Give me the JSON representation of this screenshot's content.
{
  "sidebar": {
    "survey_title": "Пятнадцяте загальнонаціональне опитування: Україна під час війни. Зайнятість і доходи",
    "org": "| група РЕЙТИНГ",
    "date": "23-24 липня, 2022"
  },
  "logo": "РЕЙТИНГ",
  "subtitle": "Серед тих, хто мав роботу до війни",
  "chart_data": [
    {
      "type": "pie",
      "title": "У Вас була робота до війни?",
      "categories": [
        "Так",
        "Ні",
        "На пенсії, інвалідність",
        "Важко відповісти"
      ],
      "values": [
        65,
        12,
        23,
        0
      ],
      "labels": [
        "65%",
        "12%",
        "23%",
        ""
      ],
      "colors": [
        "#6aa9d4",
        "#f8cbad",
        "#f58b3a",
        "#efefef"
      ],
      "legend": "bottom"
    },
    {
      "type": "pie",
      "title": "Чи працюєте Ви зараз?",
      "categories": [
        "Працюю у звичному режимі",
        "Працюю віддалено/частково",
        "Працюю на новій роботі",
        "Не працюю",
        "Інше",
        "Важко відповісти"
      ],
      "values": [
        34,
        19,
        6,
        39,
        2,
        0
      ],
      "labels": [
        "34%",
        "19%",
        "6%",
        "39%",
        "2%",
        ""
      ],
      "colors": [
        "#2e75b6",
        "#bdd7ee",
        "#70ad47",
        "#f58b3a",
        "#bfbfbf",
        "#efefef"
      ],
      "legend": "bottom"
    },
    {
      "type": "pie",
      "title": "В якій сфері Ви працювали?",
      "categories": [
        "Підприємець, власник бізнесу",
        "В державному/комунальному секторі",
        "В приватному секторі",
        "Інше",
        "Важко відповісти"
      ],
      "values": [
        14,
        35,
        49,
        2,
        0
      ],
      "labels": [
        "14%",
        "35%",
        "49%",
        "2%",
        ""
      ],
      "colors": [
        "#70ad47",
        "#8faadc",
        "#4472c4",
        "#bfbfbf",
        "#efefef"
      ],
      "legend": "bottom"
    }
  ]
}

Instruction =
Please reproduce all of the entries exactly as they stand.

Task answer =
Give me the JSON representation of this screenshot's content.
{
  "sidebar": {
    "survey_title": "Пятнадцяте загальнонаціональне опитування: Україна під час війни. Зайнятість і доходи",
    "org": "| група РЕЙТИНГ",
    "date": "23-24 липня, 2022"
  },
  "logo": "РЕЙТИНГ",
  "subtitle": "Серед тих, хто мав роботу до війни",
  "chart_data": [
    {
      "type": "pie",
      "title": "У Вас була робота до війни?",
      "categories": [
        "Так",
        "Ні",
        "На пенсії, інвалідність",
        "Важко відповісти"
      ],
      "values": [
        65,
        12,
        23,
        0
      ],
      "labels": [
        "65%",
        "12%",
        "23%",
        ""
      ],
      "colors": [
        "#6aa9d4",
        "#f8cbad",
        "#f58b3a",
        "#efefef"
      ],
      "legend": "bottom"
    },
    {
      "type": "pie",
      "title": "Чи працюєте Ви зараз?",
      "categories": [
        "Працюю у звичному режимі",
        "Працюю віддалено/частково",
        "Працюю на новій роботі",
        "Не працюю",
        "Інше",
        "Важко відповісти"
      ],
      "values": [
        34,
        19,
        6,
        39,
        2,
        0
      ],
      "labels": [
        "34%",
        "19%",
        "6%",
        "39%",
        "2%",
        ""
      ],
      "colors": [
        "#2e75b6",
        "#bdd7ee",
        "#70ad47",
        "#f58b3a",
        "#bfbfbf",
        "#efefef"
      ],
      "legend": "bottom"
    },
    {
      "type": "pie",
      "title": "В якій сфері Ви працювали?",
      "categories": [
        "Підприємець, власник бізнесу",
        "В державному/комунальному секторі",
        "В приватному секторі",
        "Інше",
        "Важко відповісти"
      ],
      "values": [
        14,
        35,
        49,
        2,
        0
      ],
      "labels": [
        "14%",
        "35%",
        "49%",
        "2%",
        ""
      ],
      "colors": [
        "#70ad47",
        "#8faadc",
        "#4472c4",
        "#bfbfbf",
        "#efefef"
      ],
      "legend": "bottom"
    }
  ]
}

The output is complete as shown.